====== INFORMATION GIVEN ======
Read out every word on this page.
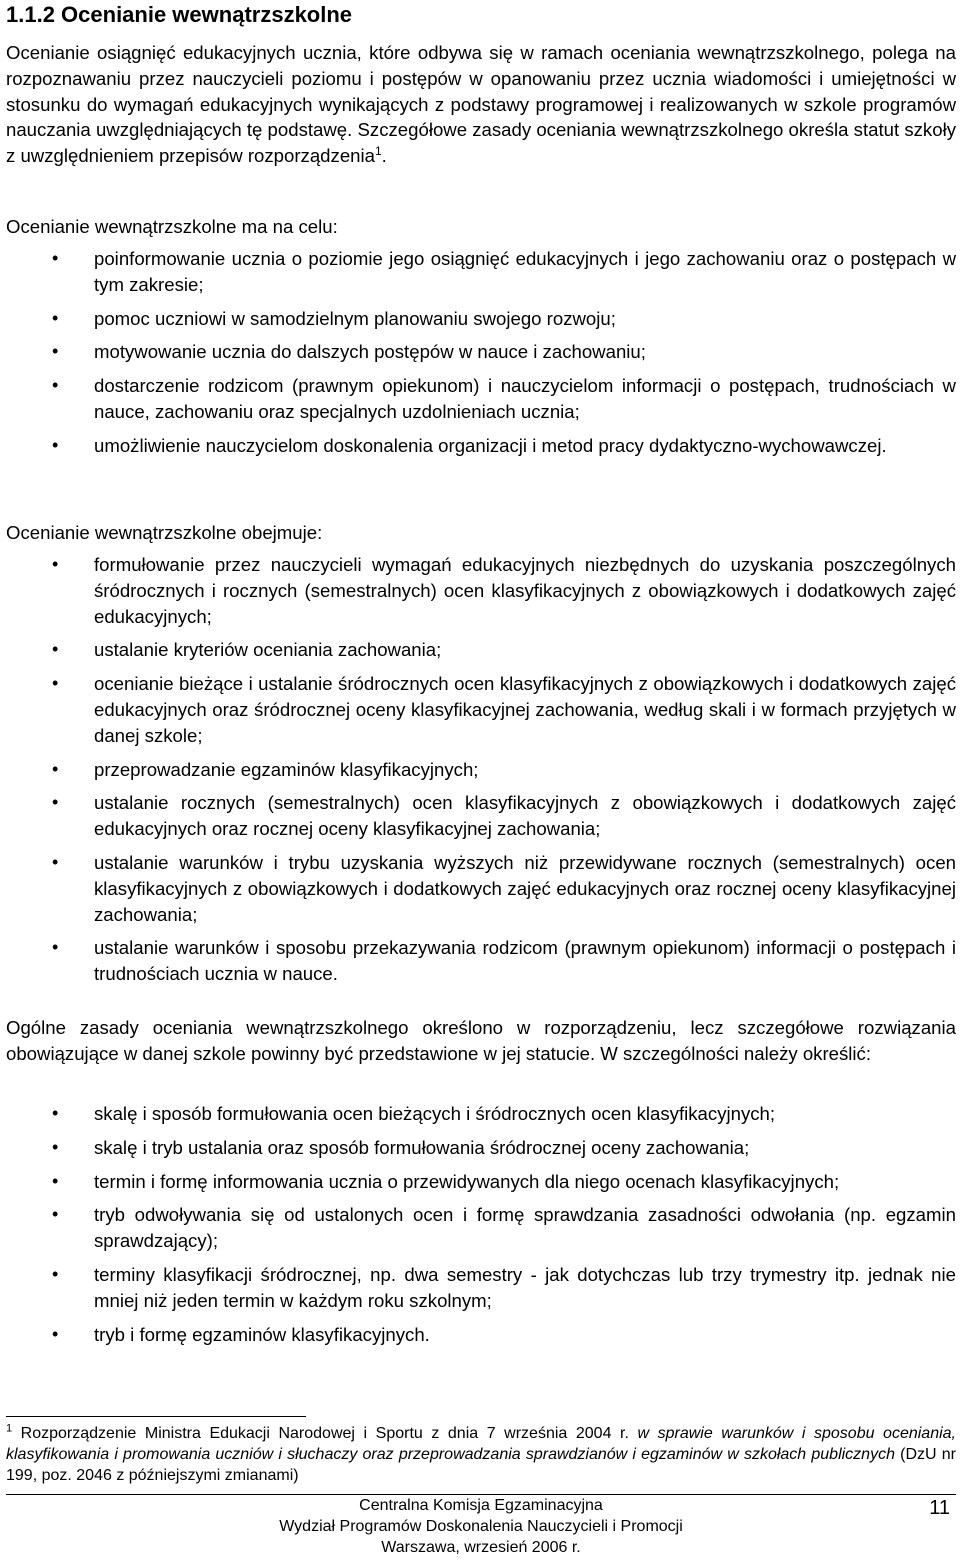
1.1.2 Ocenianie wewnątrzszkolne

Ocenianie osiągnięć edukacyjnych ucznia, które odbywa się w ramach oceniania wewnątrzszkolnego, polega na rozpoznawaniu przez nauczycieli poziomu i postępów w opanowaniu przez ucznia wiadomości i umiejętności w stosunku do wymagań edukacyjnych wynikających z podstawy programowej i realizowanych w szkole programów nauczania uwzględniających tę podstawę. Szczegółowe zasady oceniania wewnątrzszkolnego określa statut szkoły z uwzględnieniem przepisów rozporządzenia$^1$.

Ocenianie wewnątrzszkolne ma na celu:

• poinformowanie ucznia o poziomie jego osiągnięć edukacyjnych i jego zachowaniu oraz o postępach w tym zakresie;
• pomoc uczniowi w samodzielnym planowaniu swojego rozwoju;
• motywowanie ucznia do dalszych postępów w nauce i zachowaniu;
• dostarczenie rodzicom (prawnym opiekunom) i nauczycielom informacji o postępach, trudnościach w nauce, zachowaniu oraz specjalnych uzdolnieniach ucznia;
• umożliwienie nauczycielom doskonalenia organizacji i metod pracy dydaktyczno-wychowawczej.

Ocenianie wewnątrzszkolne obejmuje:

• formułowanie przez nauczycieli wymagań edukacyjnych niezbędnych do uzyskania poszczególnych śródrocznych i rocznych (semestralnych) ocen klasyfikacyjnych z obowiązkowych i dodatkowych zajęć edukacyjnych;
• ustalanie kryteriów oceniania zachowania;
• ocenianie bieżące i ustalanie śródrocznych ocen klasyfikacyjnych z obowiązkowych i dodatkowych zajęć edukacyjnych oraz śródrocznej oceny klasyfikacyjnej zachowania, według skali i w formach przyjętych w danej szkole;
• przeprowadzanie egzaminów klasyfikacyjnych;
• ustalanie rocznych (semestralnych) ocen klasyfikacyjnych z obowiązkowych i dodatkowych zajęć edukacyjnych oraz rocznej oceny klasyfikacyjnej zachowania;
• ustalanie warunków i trybu uzyskania wyższych niż przewidywane rocznych (semestralnych) ocen klasyfikacyjnych z obowiązkowych i dodatkowych zajęć edukacyjnych oraz rocznej oceny klasyfikacyjnej zachowania;
• ustalanie warunków i sposobu przekazywania rodzicom (prawnym opiekunom) informacji o postępach i trudnościach ucznia w nauce.

Ogólne zasady oceniania wewnątrzszkolnego określono w rozporządzeniu, lecz szczegółowe rozwiązania obowiązujące w danej szkole powinny być przedstawione w jej statucie. W szczególności należy określić:

• skalę i sposób formułowania ocen bieżących i śródrocznych ocen klasyfikacyjnych;
• skalę i tryb ustalania oraz sposób formułowania śródrocznej oceny zachowania;
• termin i formę informowania ucznia o przewidywanych dla niego ocenach klasyfikacyjnych;
• tryb odwoływania się od ustalonych ocen i formę sprawdzania zasadności odwołania (np. egzamin sprawdzający);
• terminy klasyfikacji śródrocznej, np. dwa semestry - jak dotychczas lub trzy trymestry itp. jednak nie mniej niż jeden termin w każdym roku szkolnym;
• tryb i formę egzaminów klasyfikacyjnych.
$^1$ Rozporządzenie Ministra Edukacji Narodowej i Sportu z dnia 7 września 2004 r. w sprawie warunków i sposobu oceniania, klasyfikowania i promowania uczniów i słuchaczy oraz przeprowadzania sprawdzianów i egzaminów w szkołach publicznych (DzU nr 199, poz. 2046 z późniejszymi zmianami)
Centralna Komisja Egzaminacyjna
Wydział Programów Doskonalenia Nauczycieli i Promocji
Warszawa, wrzesień 2006 r.
11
======
▶ _WHAT THE TASK ASKS_: From the listing above, copy all lines holding the word "danej".

▶ _THE COMPLETED TASK_:
• ocenianie bieżące i ustalanie śródrocznych ocen klasyfikacyjnych z obowiązkowych i dodatkowych zajęć edukacyjnych oraz śródrocznej oceny klasyfikacyjnej zachowania, według skali i w formach przyjętych w danej szkole;
Ogólne zasady oceniania wewnątrzszkolnego określono w rozporządzeniu, lecz szczegółowe rozwiązania obowiązujące w danej szkole powinny być przedstawione w jej statucie. W szczególności należy określić:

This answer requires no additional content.